Problem description ▸
Wherever the word "JSON" appears in a line, extract that line.

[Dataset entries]
▬▬▬

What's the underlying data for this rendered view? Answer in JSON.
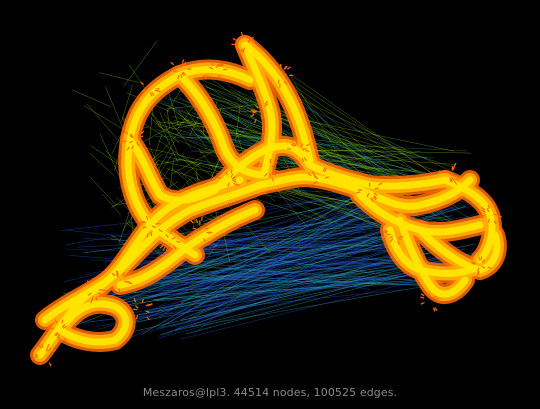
{
  "caption": "Meszaros@lpl3. 44514 nodes, 100525 edges.",
  "colors": {
    "background": "#000000",
    "caption_text": "#8a8a8a",
    "edge_long": "#1f4fd0",
    "edge_mid": "#2fb0b0",
    "edge_short": "#9ee000",
    "node_dense": "#ff6a00",
    "node_core": "#ffe600",
    "node_glow": "#ffb000"
  }
}
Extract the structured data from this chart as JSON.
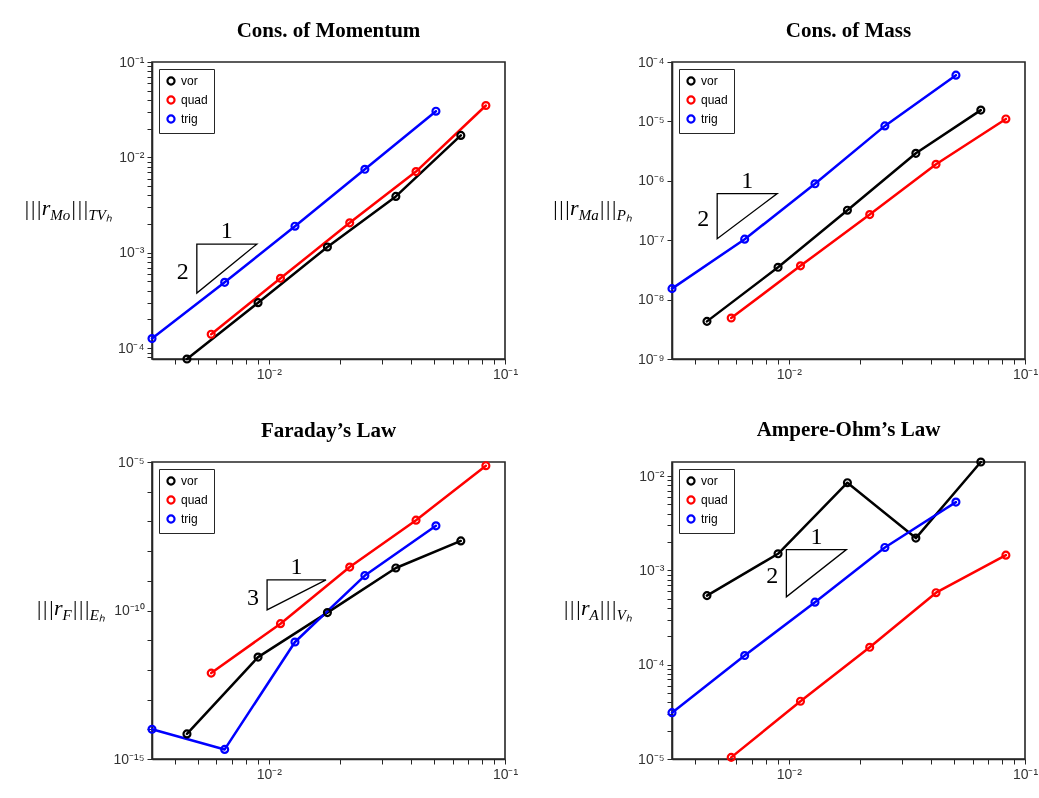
{
  "chart_data": [
    {
      "type": "line",
      "title": "Cons. of Momentum",
      "ylabel": "|||r$_{Mo}$|||$_{TVₕ}$",
      "log": "xy",
      "marker": "circle",
      "line_style": "solid",
      "legend": "top left",
      "annotations": [
        "1",
        "2"
      ],
      "xlim": [
        0.0032,
        0.1
      ],
      "xticks": [
        {
          "value": 0.004,
          "label": null
        },
        {
          "value": 0.005,
          "label": null
        },
        {
          "value": 0.006,
          "label": null
        },
        {
          "value": 0.007,
          "label": null
        },
        {
          "value": 0.008,
          "label": null
        },
        {
          "value": 0.009,
          "label": null
        },
        {
          "value": 0.01,
          "label": "10⁻²"
        },
        {
          "value": 0.02,
          "label": null
        },
        {
          "value": 0.03,
          "label": null
        },
        {
          "value": 0.04,
          "label": null
        },
        {
          "value": 0.05,
          "label": null
        },
        {
          "value": 0.06,
          "label": null
        },
        {
          "value": 0.07,
          "label": null
        },
        {
          "value": 0.08,
          "label": null
        },
        {
          "value": 0.09,
          "label": null
        },
        {
          "value": 0.1,
          "label": "10⁻¹"
        }
      ],
      "ylim": [
        7.7e-05,
        0.1
      ],
      "yticks": [
        {
          "value": 8e-05,
          "label": null
        },
        {
          "value": 9e-05,
          "label": null
        },
        {
          "value": 0.0001,
          "label": "10⁻⁴"
        },
        {
          "value": 0.0002,
          "label": null
        },
        {
          "value": 0.0003,
          "label": null
        },
        {
          "value": 0.0004,
          "label": null
        },
        {
          "value": 0.0005,
          "label": null
        },
        {
          "value": 0.0006,
          "label": null
        },
        {
          "value": 0.0007,
          "label": null
        },
        {
          "value": 0.0008,
          "label": null
        },
        {
          "value": 0.0009,
          "label": null
        },
        {
          "value": 0.001,
          "label": "10⁻³"
        },
        {
          "value": 0.002,
          "label": null
        },
        {
          "value": 0.003,
          "label": null
        },
        {
          "value": 0.004,
          "label": null
        },
        {
          "value": 0.005,
          "label": null
        },
        {
          "value": 0.006,
          "label": null
        },
        {
          "value": 0.007,
          "label": null
        },
        {
          "value": 0.008,
          "label": null
        },
        {
          "value": 0.009,
          "label": null
        },
        {
          "value": 0.01,
          "label": "10⁻²"
        },
        {
          "value": 0.02,
          "label": null
        },
        {
          "value": 0.03,
          "label": null
        },
        {
          "value": 0.04,
          "label": null
        },
        {
          "value": 0.05,
          "label": null
        },
        {
          "value": 0.06,
          "label": null
        },
        {
          "value": 0.07,
          "label": null
        },
        {
          "value": 0.08,
          "label": null
        },
        {
          "value": 0.09,
          "label": null
        },
        {
          "value": 0.1,
          "label": "10⁻¹"
        }
      ],
      "series": [
        {
          "name": "vor",
          "color": "#000000",
          "x": [
            0.0045,
            0.009,
            0.0177,
            0.0345,
            0.065
          ],
          "values": [
            7.7e-05,
            0.0003,
            0.00115,
            0.0039,
            0.017
          ]
        },
        {
          "name": "quad",
          "color": "#ff0000",
          "x": [
            0.0057,
            0.0112,
            0.022,
            0.042,
            0.083
          ],
          "values": [
            0.00014,
            0.00054,
            0.00206,
            0.0071,
            0.035
          ]
        },
        {
          "name": "trig",
          "color": "#0000ff",
          "x": [
            0.0032,
            0.0065,
            0.0129,
            0.0255,
            0.051
          ],
          "values": [
            0.000126,
            0.00049,
            0.0019,
            0.0075,
            0.0305
          ]
        }
      ]
    },
    {
      "type": "line",
      "title": "Cons. of Mass",
      "ylabel": "|||r$_{Ma}$|||$_{Pₕ}$",
      "log": "xy",
      "marker": "circle",
      "line_style": "solid",
      "legend": "top left",
      "annotations": [
        "1",
        "2"
      ],
      "xlim": [
        0.0032,
        0.1
      ],
      "xticks": [
        {
          "value": 0.004,
          "label": null
        },
        {
          "value": 0.005,
          "label": null
        },
        {
          "value": 0.006,
          "label": null
        },
        {
          "value": 0.007,
          "label": null
        },
        {
          "value": 0.008,
          "label": null
        },
        {
          "value": 0.009,
          "label": null
        },
        {
          "value": 0.01,
          "label": "10⁻²"
        },
        {
          "value": 0.02,
          "label": null
        },
        {
          "value": 0.03,
          "label": null
        },
        {
          "value": 0.04,
          "label": null
        },
        {
          "value": 0.05,
          "label": null
        },
        {
          "value": 0.06,
          "label": null
        },
        {
          "value": 0.07,
          "label": null
        },
        {
          "value": 0.08,
          "label": null
        },
        {
          "value": 0.09,
          "label": null
        },
        {
          "value": 0.1,
          "label": "10⁻¹"
        }
      ],
      "ylim": [
        1e-09,
        0.0001
      ],
      "yticks": [
        {
          "value": 1e-09,
          "label": "10⁻⁹"
        },
        {
          "value": 1e-08,
          "label": "10⁻⁸"
        },
        {
          "value": 1e-07,
          "label": "10⁻⁷"
        },
        {
          "value": 1e-06,
          "label": "10⁻⁶"
        },
        {
          "value": 1e-05,
          "label": "10⁻⁵"
        },
        {
          "value": 0.0001,
          "label": "10⁻⁴"
        }
      ],
      "series": [
        {
          "name": "vor",
          "color": "#000000",
          "x": [
            0.0045,
            0.009,
            0.0177,
            0.0345,
            0.065
          ],
          "values": [
            4.3e-09,
            3.5e-08,
            3.2e-07,
            2.9e-06,
            1.55e-05
          ]
        },
        {
          "name": "quad",
          "color": "#ff0000",
          "x": [
            0.0057,
            0.0112,
            0.022,
            0.042,
            0.083
          ],
          "values": [
            4.9e-09,
            3.7e-08,
            2.7e-07,
            1.9e-06,
            1.1e-05
          ]
        },
        {
          "name": "trig",
          "color": "#0000ff",
          "x": [
            0.0032,
            0.0065,
            0.0129,
            0.0255,
            0.051
          ],
          "values": [
            1.53e-08,
            1.04e-07,
            8.9e-07,
            8.4e-06,
            6e-05
          ]
        }
      ]
    },
    {
      "type": "line",
      "title": "Faraday’s Law",
      "ylabel": "|||r$_{F}$|||$_{Eₕ}$",
      "log": "xy",
      "marker": "circle",
      "line_style": "solid",
      "legend": "top left",
      "annotations": [
        "1",
        "3"
      ],
      "xlim": [
        0.0032,
        0.1
      ],
      "xticks": [
        {
          "value": 0.004,
          "label": null
        },
        {
          "value": 0.005,
          "label": null
        },
        {
          "value": 0.006,
          "label": null
        },
        {
          "value": 0.007,
          "label": null
        },
        {
          "value": 0.008,
          "label": null
        },
        {
          "value": 0.009,
          "label": null
        },
        {
          "value": 0.01,
          "label": "10⁻²"
        },
        {
          "value": 0.02,
          "label": null
        },
        {
          "value": 0.03,
          "label": null
        },
        {
          "value": 0.04,
          "label": null
        },
        {
          "value": 0.05,
          "label": null
        },
        {
          "value": 0.06,
          "label": null
        },
        {
          "value": 0.07,
          "label": null
        },
        {
          "value": 0.08,
          "label": null
        },
        {
          "value": 0.09,
          "label": null
        },
        {
          "value": 0.1,
          "label": "10⁻¹"
        }
      ],
      "ylim": [
        1e-15,
        1e-05
      ],
      "yticks": [
        {
          "value": 1e-15,
          "label": "10⁻¹⁵"
        },
        {
          "value": 1e-14,
          "label": null
        },
        {
          "value": 1e-13,
          "label": null
        },
        {
          "value": 1e-12,
          "label": null
        },
        {
          "value": 1e-11,
          "label": null
        },
        {
          "value": 1e-10,
          "label": "10⁻¹⁰"
        },
        {
          "value": 1e-09,
          "label": null
        },
        {
          "value": 1e-08,
          "label": null
        },
        {
          "value": 1e-07,
          "label": null
        },
        {
          "value": 1e-06,
          "label": null
        },
        {
          "value": 1e-05,
          "label": "10⁻⁵"
        }
      ],
      "series": [
        {
          "name": "vor",
          "color": "#000000",
          "x": [
            0.0045,
            0.009,
            0.0177,
            0.0345,
            0.065
          ],
          "values": [
            7e-15,
            2.7e-12,
            8.5e-11,
            2.7e-09,
            2.2e-08
          ]
        },
        {
          "name": "quad",
          "color": "#ff0000",
          "x": [
            0.0057,
            0.0112,
            0.022,
            0.042,
            0.083
          ],
          "values": [
            7.8e-13,
            3.6e-11,
            2.9e-09,
            1.1e-07,
            7.5e-06
          ]
        },
        {
          "name": "trig",
          "color": "#0000ff",
          "x": [
            0.0032,
            0.0065,
            0.0129,
            0.0255,
            0.051
          ],
          "values": [
            1e-14,
            2.1e-15,
            8.7e-12,
            1.5e-09,
            7.1e-08
          ]
        }
      ]
    },
    {
      "type": "line",
      "title": "Ampere-Ohm’s Law",
      "ylabel": "|||r$_{A}$|||$_{Vₕ}$",
      "log": "xy",
      "marker": "circle",
      "line_style": "solid",
      "legend": "top left",
      "annotations": [
        "1",
        "2"
      ],
      "xlim": [
        0.0032,
        0.1
      ],
      "xticks": [
        {
          "value": 0.004,
          "label": null
        },
        {
          "value": 0.005,
          "label": null
        },
        {
          "value": 0.006,
          "label": null
        },
        {
          "value": 0.007,
          "label": null
        },
        {
          "value": 0.008,
          "label": null
        },
        {
          "value": 0.009,
          "label": null
        },
        {
          "value": 0.01,
          "label": "10⁻²"
        },
        {
          "value": 0.02,
          "label": null
        },
        {
          "value": 0.03,
          "label": null
        },
        {
          "value": 0.04,
          "label": null
        },
        {
          "value": 0.05,
          "label": null
        },
        {
          "value": 0.06,
          "label": null
        },
        {
          "value": 0.07,
          "label": null
        },
        {
          "value": 0.08,
          "label": null
        },
        {
          "value": 0.09,
          "label": null
        },
        {
          "value": 0.1,
          "label": "10⁻¹"
        }
      ],
      "ylim": [
        1e-05,
        0.0141
      ],
      "yticks": [
        {
          "value": 1e-05,
          "label": "10⁻⁵"
        },
        {
          "value": 2e-05,
          "label": null
        },
        {
          "value": 3e-05,
          "label": null
        },
        {
          "value": 4e-05,
          "label": null
        },
        {
          "value": 5e-05,
          "label": null
        },
        {
          "value": 6e-05,
          "label": null
        },
        {
          "value": 7e-05,
          "label": null
        },
        {
          "value": 8e-05,
          "label": null
        },
        {
          "value": 9e-05,
          "label": null
        },
        {
          "value": 0.0001,
          "label": "10⁻⁴"
        },
        {
          "value": 0.0002,
          "label": null
        },
        {
          "value": 0.0003,
          "label": null
        },
        {
          "value": 0.0004,
          "label": null
        },
        {
          "value": 0.0005,
          "label": null
        },
        {
          "value": 0.0006,
          "label": null
        },
        {
          "value": 0.0007,
          "label": null
        },
        {
          "value": 0.0008,
          "label": null
        },
        {
          "value": 0.0009,
          "label": null
        },
        {
          "value": 0.001,
          "label": "10⁻³"
        },
        {
          "value": 0.002,
          "label": null
        },
        {
          "value": 0.003,
          "label": null
        },
        {
          "value": 0.004,
          "label": null
        },
        {
          "value": 0.005,
          "label": null
        },
        {
          "value": 0.006,
          "label": null
        },
        {
          "value": 0.007,
          "label": null
        },
        {
          "value": 0.008,
          "label": null
        },
        {
          "value": 0.009,
          "label": null
        },
        {
          "value": 0.01,
          "label": "10⁻²"
        }
      ],
      "series": [
        {
          "name": "vor",
          "color": "#000000",
          "x": [
            0.0045,
            0.009,
            0.0177,
            0.0345,
            0.065
          ],
          "values": [
            0.00054,
            0.0015,
            0.0085,
            0.0022,
            0.0141
          ]
        },
        {
          "name": "quad",
          "color": "#ff0000",
          "x": [
            0.0057,
            0.0112,
            0.022,
            0.042,
            0.083
          ],
          "values": [
            1.04e-05,
            4.1e-05,
            0.000153,
            0.00058,
            0.00145
          ]
        },
        {
          "name": "trig",
          "color": "#0000ff",
          "x": [
            0.0032,
            0.0065,
            0.0129,
            0.0255,
            0.051
          ],
          "values": [
            3.1e-05,
            0.000125,
            0.00046,
            0.00175,
            0.0053
          ]
        }
      ]
    }
  ]
}
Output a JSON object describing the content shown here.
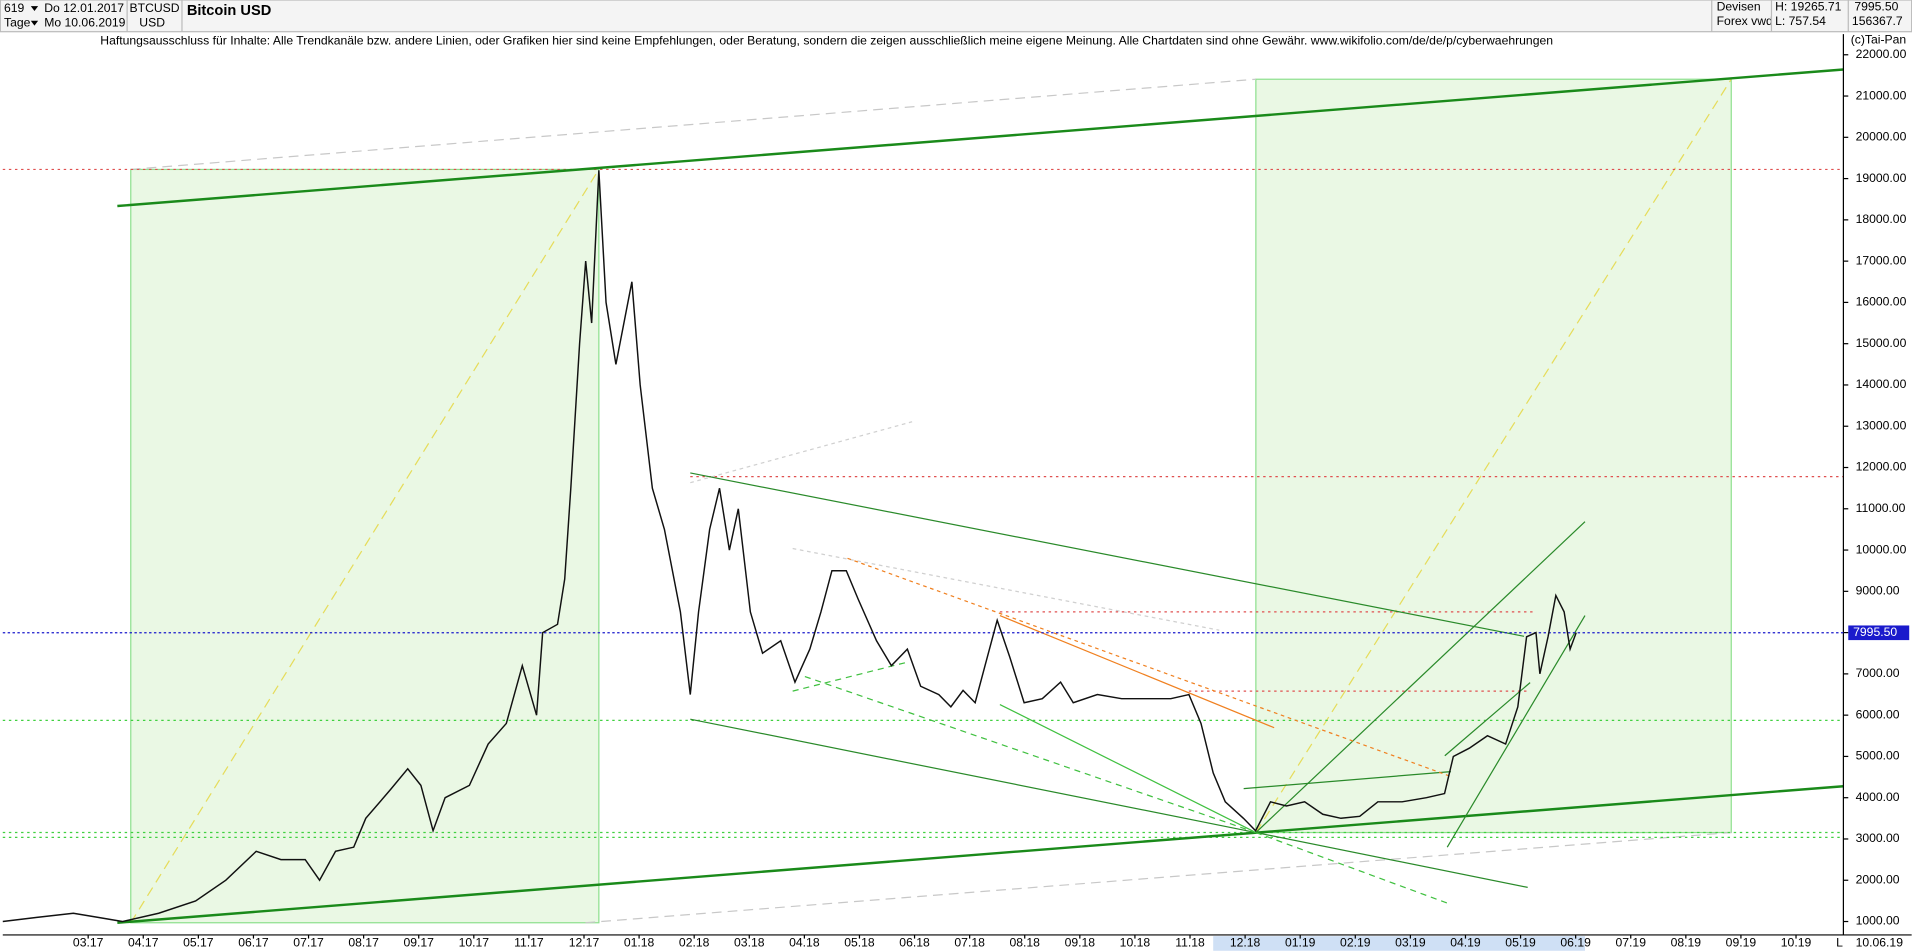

▬▬▬

Full answer ▸
What's the underlying data for this rendered view? Answer in JSON.
Extract the structured data from this chart as JSON.
Output a JSON object describing the content shown here.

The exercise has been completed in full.